----- Recorded information
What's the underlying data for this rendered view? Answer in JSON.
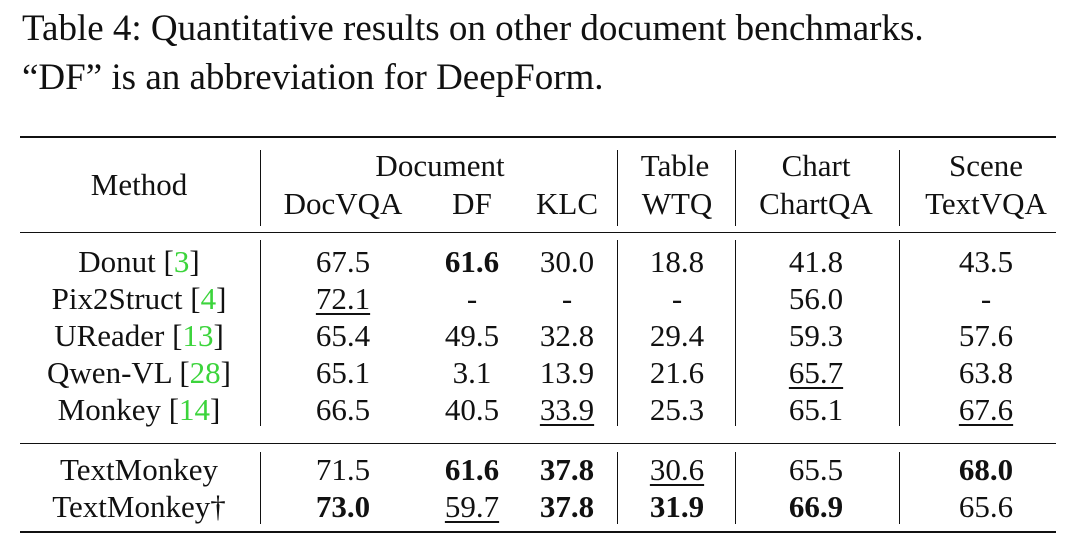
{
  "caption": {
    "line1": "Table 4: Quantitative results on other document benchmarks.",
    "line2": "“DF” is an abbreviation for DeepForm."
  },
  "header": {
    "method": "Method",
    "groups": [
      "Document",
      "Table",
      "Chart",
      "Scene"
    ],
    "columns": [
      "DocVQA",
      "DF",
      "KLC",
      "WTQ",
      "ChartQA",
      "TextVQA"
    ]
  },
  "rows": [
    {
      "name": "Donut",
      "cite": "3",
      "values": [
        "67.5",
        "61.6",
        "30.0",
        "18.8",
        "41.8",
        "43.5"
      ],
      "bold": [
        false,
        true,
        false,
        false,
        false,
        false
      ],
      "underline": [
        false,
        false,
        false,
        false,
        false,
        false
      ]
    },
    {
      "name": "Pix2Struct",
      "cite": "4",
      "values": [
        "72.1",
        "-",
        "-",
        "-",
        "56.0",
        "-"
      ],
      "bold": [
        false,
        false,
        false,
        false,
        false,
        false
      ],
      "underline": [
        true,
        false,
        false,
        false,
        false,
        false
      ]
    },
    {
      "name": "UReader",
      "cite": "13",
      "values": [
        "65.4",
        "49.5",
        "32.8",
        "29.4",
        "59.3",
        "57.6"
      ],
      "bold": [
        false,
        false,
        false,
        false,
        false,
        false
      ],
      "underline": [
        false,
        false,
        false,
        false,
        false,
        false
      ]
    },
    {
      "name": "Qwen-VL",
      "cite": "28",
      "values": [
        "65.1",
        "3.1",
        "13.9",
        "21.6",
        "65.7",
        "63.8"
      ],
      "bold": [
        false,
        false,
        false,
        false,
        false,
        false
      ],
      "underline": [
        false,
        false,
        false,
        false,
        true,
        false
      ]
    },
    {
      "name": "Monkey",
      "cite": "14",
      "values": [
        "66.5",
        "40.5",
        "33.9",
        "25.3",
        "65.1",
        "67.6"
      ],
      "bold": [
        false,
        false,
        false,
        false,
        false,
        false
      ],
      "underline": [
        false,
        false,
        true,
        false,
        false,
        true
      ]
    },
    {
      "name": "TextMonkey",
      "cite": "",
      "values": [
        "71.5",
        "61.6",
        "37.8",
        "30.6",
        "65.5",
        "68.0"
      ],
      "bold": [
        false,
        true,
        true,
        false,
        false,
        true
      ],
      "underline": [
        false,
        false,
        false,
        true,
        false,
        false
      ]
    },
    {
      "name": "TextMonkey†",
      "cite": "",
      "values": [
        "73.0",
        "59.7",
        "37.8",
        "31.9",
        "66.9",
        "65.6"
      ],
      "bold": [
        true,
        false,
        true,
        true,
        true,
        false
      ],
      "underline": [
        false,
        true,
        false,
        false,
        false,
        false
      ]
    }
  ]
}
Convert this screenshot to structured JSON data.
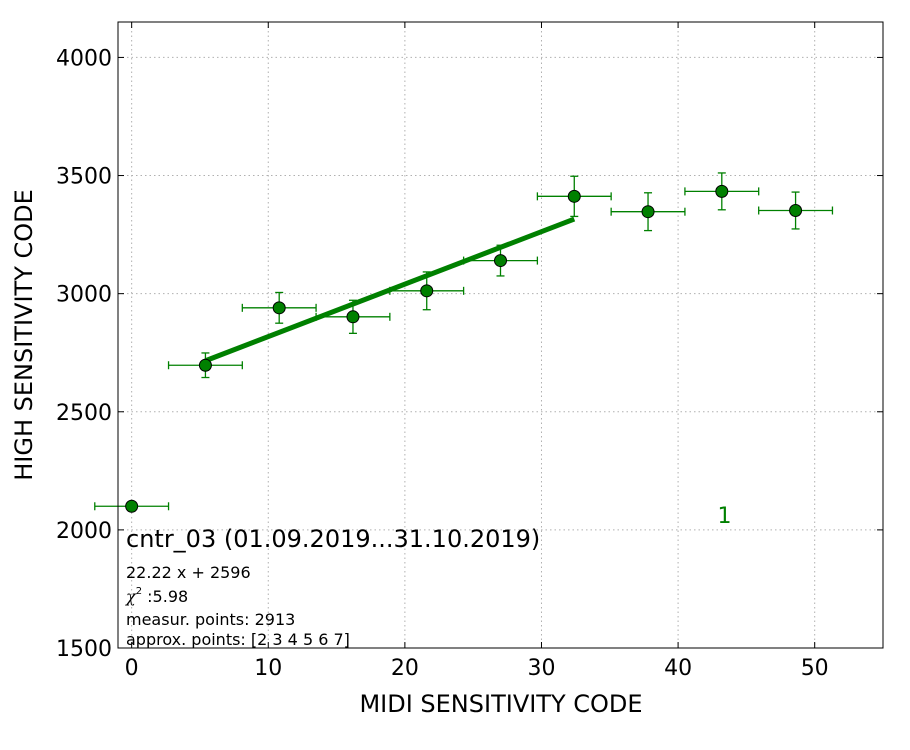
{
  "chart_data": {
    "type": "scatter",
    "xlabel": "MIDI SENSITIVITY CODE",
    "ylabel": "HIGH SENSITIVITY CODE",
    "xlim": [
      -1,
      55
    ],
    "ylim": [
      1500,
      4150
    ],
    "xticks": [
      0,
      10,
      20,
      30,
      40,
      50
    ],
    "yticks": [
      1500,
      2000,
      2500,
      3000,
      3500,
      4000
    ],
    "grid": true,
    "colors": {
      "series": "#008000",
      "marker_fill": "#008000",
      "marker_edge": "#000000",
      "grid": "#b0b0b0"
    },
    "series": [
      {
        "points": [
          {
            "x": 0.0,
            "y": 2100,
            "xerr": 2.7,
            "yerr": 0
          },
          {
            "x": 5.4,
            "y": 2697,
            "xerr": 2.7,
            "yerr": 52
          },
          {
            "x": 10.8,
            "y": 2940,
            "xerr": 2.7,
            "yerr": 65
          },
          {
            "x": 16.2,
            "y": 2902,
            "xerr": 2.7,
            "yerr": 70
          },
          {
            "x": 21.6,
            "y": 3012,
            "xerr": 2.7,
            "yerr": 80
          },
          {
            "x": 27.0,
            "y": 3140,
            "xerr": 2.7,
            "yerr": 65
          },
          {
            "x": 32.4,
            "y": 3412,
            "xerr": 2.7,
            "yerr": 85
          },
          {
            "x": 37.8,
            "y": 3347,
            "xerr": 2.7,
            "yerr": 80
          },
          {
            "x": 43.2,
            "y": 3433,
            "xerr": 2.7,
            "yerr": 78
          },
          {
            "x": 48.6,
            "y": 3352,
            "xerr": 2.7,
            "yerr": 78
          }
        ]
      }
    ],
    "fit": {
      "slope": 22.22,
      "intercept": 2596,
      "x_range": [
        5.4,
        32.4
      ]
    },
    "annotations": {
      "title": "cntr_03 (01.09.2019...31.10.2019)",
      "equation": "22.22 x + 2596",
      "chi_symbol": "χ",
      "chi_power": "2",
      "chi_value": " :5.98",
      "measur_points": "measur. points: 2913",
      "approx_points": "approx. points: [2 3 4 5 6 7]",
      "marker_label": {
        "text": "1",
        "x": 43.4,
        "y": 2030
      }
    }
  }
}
----------
### Exercise task
Pictures are not part of the copy; output everything else in the records exactly.

### Answer in full
What's the underlying data for this rendered view? Answer in JSON.
{
  "caption": {
    "line1": "Table 4: Quantitative results on other document benchmarks.",
    "line2": "“DF” is an abbreviation for DeepForm."
  },
  "header": {
    "method": "Method",
    "groups": [
      "Document",
      "Table",
      "Chart",
      "Scene"
    ],
    "columns": [
      "DocVQA",
      "DF",
      "KLC",
      "WTQ",
      "ChartQA",
      "TextVQA"
    ]
  },
  "rows": [
    {
      "name": "Donut",
      "cite": "3",
      "values": [
        "67.5",
        "61.6",
        "30.0",
        "18.8",
        "41.8",
        "43.5"
      ],
      "bold": [
        false,
        true,
        false,
        false,
        false,
        false
      ],
      "underline": [
        false,
        false,
        false,
        false,
        false,
        false
      ]
    },
    {
      "name": "Pix2Struct",
      "cite": "4",
      "values": [
        "72.1",
        "-",
        "-",
        "-",
        "56.0",
        "-"
      ],
      "bold": [
        false,
        false,
        false,
        false,
        false,
        false
      ],
      "underline": [
        true,
        false,
        false,
        false,
        false,
        false
      ]
    },
    {
      "name": "UReader",
      "cite": "13",
      "values": [
        "65.4",
        "49.5",
        "32.8",
        "29.4",
        "59.3",
        "57.6"
      ],
      "bold": [
        false,
        false,
        false,
        false,
        false,
        false
      ],
      "underline": [
        false,
        false,
        false,
        false,
        false,
        false
      ]
    },
    {
      "name": "Qwen-VL",
      "cite": "28",
      "values": [
        "65.1",
        "3.1",
        "13.9",
        "21.6",
        "65.7",
        "63.8"
      ],
      "bold": [
        false,
        false,
        false,
        false,
        false,
        false
      ],
      "underline": [
        false,
        false,
        false,
        false,
        true,
        false
      ]
    },
    {
      "name": "Monkey",
      "cite": "14",
      "values": [
        "66.5",
        "40.5",
        "33.9",
        "25.3",
        "65.1",
        "67.6"
      ],
      "bold": [
        false,
        false,
        false,
        false,
        false,
        false
      ],
      "underline": [
        false,
        false,
        true,
        false,
        false,
        true
      ]
    },
    {
      "name": "TextMonkey",
      "cite": "",
      "values": [
        "71.5",
        "61.6",
        "37.8",
        "30.6",
        "65.5",
        "68.0"
      ],
      "bold": [
        false,
        true,
        true,
        false,
        false,
        true
      ],
      "underline": [
        false,
        false,
        false,
        true,
        false,
        false
      ]
    },
    {
      "name": "TextMonkey†",
      "cite": "",
      "values": [
        "73.0",
        "59.7",
        "37.8",
        "31.9",
        "66.9",
        "65.6"
      ],
      "bold": [
        true,
        false,
        true,
        true,
        true,
        false
      ],
      "underline": [
        false,
        true,
        false,
        false,
        false,
        false
      ]
    }
  ]
}
Convert this screenshot to structured JSON data.
{
  "chart_data": {
    "type": "scatter",
    "xlabel": "MIDI SENSITIVITY CODE",
    "ylabel": "HIGH SENSITIVITY CODE",
    "xlim": [
      -1,
      55
    ],
    "ylim": [
      1500,
      4150
    ],
    "xticks": [
      0,
      10,
      20,
      30,
      40,
      50
    ],
    "yticks": [
      1500,
      2000,
      2500,
      3000,
      3500,
      4000
    ],
    "grid": true,
    "colors": {
      "series": "#008000",
      "marker_fill": "#008000",
      "marker_edge": "#000000",
      "grid": "#b0b0b0"
    },
    "series": [
      {
        "points": [
          {
            "x": 0.0,
            "y": 2100,
            "xerr": 2.7,
            "yerr": 0
          },
          {
            "x": 5.4,
            "y": 2697,
            "xerr": 2.7,
            "yerr": 52
          },
          {
            "x": 10.8,
            "y": 2940,
            "xerr": 2.7,
            "yerr": 65
          },
          {
            "x": 16.2,
            "y": 2902,
            "xerr": 2.7,
            "yerr": 70
          },
          {
            "x": 21.6,
            "y": 3012,
            "xerr": 2.7,
            "yerr": 80
          },
          {
            "x": 27.0,
            "y": 3140,
            "xerr": 2.7,
            "yerr": 65
          },
          {
            "x": 32.4,
            "y": 3412,
            "xerr": 2.7,
            "yerr": 85
          },
          {
            "x": 37.8,
            "y": 3347,
            "xerr": 2.7,
            "yerr": 80
          },
          {
            "x": 43.2,
            "y": 3433,
            "xerr": 2.7,
            "yerr": 78
          },
          {
            "x": 48.6,
            "y": 3352,
            "xerr": 2.7,
            "yerr": 78
          }
        ]
      }
    ],
    "fit": {
      "slope": 22.22,
      "intercept": 2596,
      "x_range": [
        5.4,
        32.4
      ]
    },
    "annotations": {
      "title": "cntr_03 (01.09.2019...31.10.2019)",
      "equation": "22.22 x + 2596",
      "chi_symbol": "χ",
      "chi_power": "2",
      "chi_value": " :5.98",
      "measur_points": "measur. points: 2913",
      "approx_points": "approx. points: [2 3 4 5 6 7]",
      "marker_label": {
        "text": "1",
        "x": 43.4,
        "y": 2030
      }
    }
  }
}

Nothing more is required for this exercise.